> **Your instructions**:
The entries below need to be written out exactly, with no pictures included.

Records:
□ □ □ □ □ □ □
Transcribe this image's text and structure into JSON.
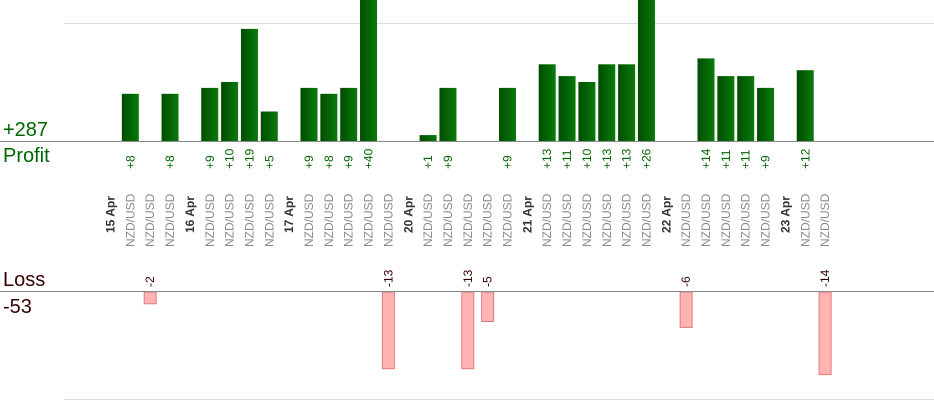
{
  "summary": {
    "profit_total": "+287",
    "profit_label": "Profit",
    "loss_label": "Loss",
    "loss_total": "-53"
  },
  "colors": {
    "profit_bar_dark": "#004d00",
    "profit_bar_light": "#0a7a0a",
    "profit_text": "#006600",
    "loss_bar": "#ffb3b3",
    "loss_bar_border": "#e07a7a",
    "loss_text": "#330000",
    "date_text": "#333333",
    "pair_text": "#8a8a8a",
    "axis": "#888888",
    "grid": "#dddddd"
  },
  "chart_data": {
    "type": "bar",
    "y_scale": "profit and loss bars share one scale, clipped at the panel edges",
    "grid": true,
    "slots": [
      {
        "label": "15 Apr",
        "kind": "date"
      },
      {
        "label": "NZD/USD",
        "kind": "trade",
        "value": 8
      },
      {
        "label": "NZD/USD",
        "kind": "trade",
        "value": -2
      },
      {
        "label": "NZD/USD",
        "kind": "trade",
        "value": 8
      },
      {
        "label": "16 Apr",
        "kind": "date"
      },
      {
        "label": "NZD/USD",
        "kind": "trade",
        "value": 9
      },
      {
        "label": "NZD/USD",
        "kind": "trade",
        "value": 10
      },
      {
        "label": "NZD/USD",
        "kind": "trade",
        "value": 19
      },
      {
        "label": "NZD/USD",
        "kind": "trade",
        "value": 5
      },
      {
        "label": "17 Apr",
        "kind": "date"
      },
      {
        "label": "NZD/USD",
        "kind": "trade",
        "value": 9
      },
      {
        "label": "NZD/USD",
        "kind": "trade",
        "value": 8
      },
      {
        "label": "NZD/USD",
        "kind": "trade",
        "value": 9
      },
      {
        "label": "NZD/USD",
        "kind": "trade",
        "value": 40
      },
      {
        "label": "NZD/USD",
        "kind": "trade",
        "value": -13
      },
      {
        "label": "20 Apr",
        "kind": "date"
      },
      {
        "label": "NZD/USD",
        "kind": "trade",
        "value": 1
      },
      {
        "label": "NZD/USD",
        "kind": "trade",
        "value": 9
      },
      {
        "label": "NZD/USD",
        "kind": "trade",
        "value": -13
      },
      {
        "label": "NZD/USD",
        "kind": "trade",
        "value": -5
      },
      {
        "label": "NZD/USD",
        "kind": "trade",
        "value": 9
      },
      {
        "label": "21 Apr",
        "kind": "date"
      },
      {
        "label": "NZD/USD",
        "kind": "trade",
        "value": 13
      },
      {
        "label": "NZD/USD",
        "kind": "trade",
        "value": 11
      },
      {
        "label": "NZD/USD",
        "kind": "trade",
        "value": 10
      },
      {
        "label": "NZD/USD",
        "kind": "trade",
        "value": 13
      },
      {
        "label": "NZD/USD",
        "kind": "trade",
        "value": 13
      },
      {
        "label": "NZD/USD",
        "kind": "trade",
        "value": 26
      },
      {
        "label": "22 Apr",
        "kind": "date"
      },
      {
        "label": "NZD/USD",
        "kind": "trade",
        "value": -6
      },
      {
        "label": "NZD/USD",
        "kind": "trade",
        "value": 14
      },
      {
        "label": "NZD/USD",
        "kind": "trade",
        "value": 11
      },
      {
        "label": "NZD/USD",
        "kind": "trade",
        "value": 11
      },
      {
        "label": "NZD/USD",
        "kind": "trade",
        "value": 9
      },
      {
        "label": "23 Apr",
        "kind": "date"
      },
      {
        "label": "NZD/USD",
        "kind": "trade",
        "value": 12
      },
      {
        "label": "NZD/USD",
        "kind": "trade",
        "value": -14
      }
    ]
  }
}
□ □ □ □ □ □ □
> **Written response**:
Transcribe this image's text and structure into JSON.
{
  "summary": {
    "profit_total": "+287",
    "profit_label": "Profit",
    "loss_label": "Loss",
    "loss_total": "-53"
  },
  "colors": {
    "profit_bar_dark": "#004d00",
    "profit_bar_light": "#0a7a0a",
    "profit_text": "#006600",
    "loss_bar": "#ffb3b3",
    "loss_bar_border": "#e07a7a",
    "loss_text": "#330000",
    "date_text": "#333333",
    "pair_text": "#8a8a8a",
    "axis": "#888888",
    "grid": "#dddddd"
  },
  "chart_data": {
    "type": "bar",
    "y_scale": "profit and loss bars share one scale, clipped at the panel edges",
    "grid": true,
    "slots": [
      {
        "label": "15 Apr",
        "kind": "date"
      },
      {
        "label": "NZD/USD",
        "kind": "trade",
        "value": 8
      },
      {
        "label": "NZD/USD",
        "kind": "trade",
        "value": -2
      },
      {
        "label": "NZD/USD",
        "kind": "trade",
        "value": 8
      },
      {
        "label": "16 Apr",
        "kind": "date"
      },
      {
        "label": "NZD/USD",
        "kind": "trade",
        "value": 9
      },
      {
        "label": "NZD/USD",
        "kind": "trade",
        "value": 10
      },
      {
        "label": "NZD/USD",
        "kind": "trade",
        "value": 19
      },
      {
        "label": "NZD/USD",
        "kind": "trade",
        "value": 5
      },
      {
        "label": "17 Apr",
        "kind": "date"
      },
      {
        "label": "NZD/USD",
        "kind": "trade",
        "value": 9
      },
      {
        "label": "NZD/USD",
        "kind": "trade",
        "value": 8
      },
      {
        "label": "NZD/USD",
        "kind": "trade",
        "value": 9
      },
      {
        "label": "NZD/USD",
        "kind": "trade",
        "value": 40
      },
      {
        "label": "NZD/USD",
        "kind": "trade",
        "value": -13
      },
      {
        "label": "20 Apr",
        "kind": "date"
      },
      {
        "label": "NZD/USD",
        "kind": "trade",
        "value": 1
      },
      {
        "label": "NZD/USD",
        "kind": "trade",
        "value": 9
      },
      {
        "label": "NZD/USD",
        "kind": "trade",
        "value": -13
      },
      {
        "label": "NZD/USD",
        "kind": "trade",
        "value": -5
      },
      {
        "label": "NZD/USD",
        "kind": "trade",
        "value": 9
      },
      {
        "label": "21 Apr",
        "kind": "date"
      },
      {
        "label": "NZD/USD",
        "kind": "trade",
        "value": 13
      },
      {
        "label": "NZD/USD",
        "kind": "trade",
        "value": 11
      },
      {
        "label": "NZD/USD",
        "kind": "trade",
        "value": 10
      },
      {
        "label": "NZD/USD",
        "kind": "trade",
        "value": 13
      },
      {
        "label": "NZD/USD",
        "kind": "trade",
        "value": 13
      },
      {
        "label": "NZD/USD",
        "kind": "trade",
        "value": 26
      },
      {
        "label": "22 Apr",
        "kind": "date"
      },
      {
        "label": "NZD/USD",
        "kind": "trade",
        "value": -6
      },
      {
        "label": "NZD/USD",
        "kind": "trade",
        "value": 14
      },
      {
        "label": "NZD/USD",
        "kind": "trade",
        "value": 11
      },
      {
        "label": "NZD/USD",
        "kind": "trade",
        "value": 11
      },
      {
        "label": "NZD/USD",
        "kind": "trade",
        "value": 9
      },
      {
        "label": "23 Apr",
        "kind": "date"
      },
      {
        "label": "NZD/USD",
        "kind": "trade",
        "value": 12
      },
      {
        "label": "NZD/USD",
        "kind": "trade",
        "value": -14
      }
    ]
  }
}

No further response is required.